No images are to be carried over; print all other material exactly as it stands.

• _RECORDED INFORMATION_:

☆ ☆ ☆ ☆ ☆ ☆ ☆

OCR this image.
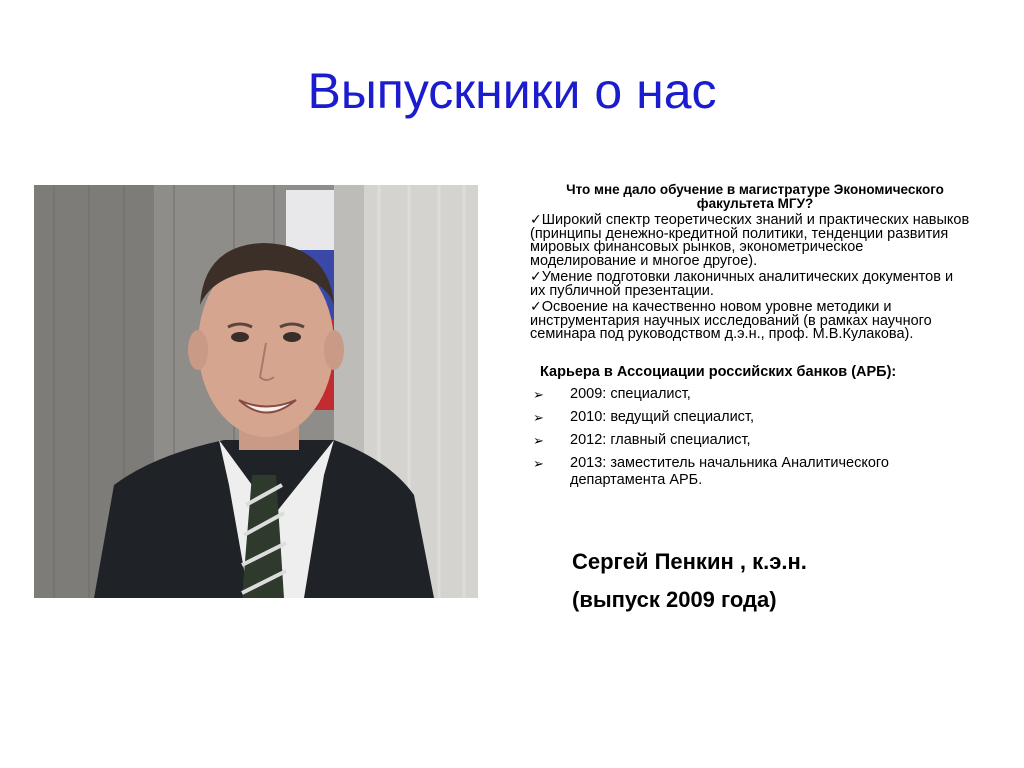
Выпускники о нас
Что мне дало обучение в магистратуре Экономического факультета МГУ?
✓Широкий спектр теоретических знаний и практических навыков (принципы денежно-кредитной политики, тенденции развития мировых финансовых рынков, эконометрическое моделирование и многое другое).
✓Умение подготовки лаконичных аналитических документов и их публичной презентации.
✓Освоение на качественно новом уровне методики и инструментария научных исследований (в рамках научного семинара под руководством д.э.н., проф. М.В.Кулакова).
Карьера в Ассоциации российских банков (АРБ):
➢ 2009: специалист,
➢ 2010: ведущий специалист,
➢ 2012: главный специалист,
➢ 2013: заместитель начальника Аналитического департамента АРБ.
Сергей Пенкин , к.э.н.
(выпуск 2009 года)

☆ ☆ ☆ ☆ ☆ ☆ ☆

• _TASK RESULT_:
OCR this image.
Выпускники о нас
Что мне дало обучение в магистратуре Экономического факультета МГУ?
✓Широкий спектр теоретических знаний и практических навыков (принципы денежно-кредитной политики, тенденции развития мировых финансовых рынков, эконометрическое моделирование и многое другое).
✓Умение подготовки лаконичных аналитических документов и их публичной презентации.
✓Освоение на качественно новом уровне методики и инструментария научных исследований (в рамках научного семинара под руководством д.э.н., проф. М.В.Кулакова).
Карьера в Ассоциации российских банков (АРБ):
➢ 2009: специалист,
➢ 2010: ведущий специалист,
➢ 2012: главный специалист,
➢ 2013: заместитель начальника Аналитического департамента АРБ.
Сергей Пенкин , к.э.н.
(выпуск 2009 года)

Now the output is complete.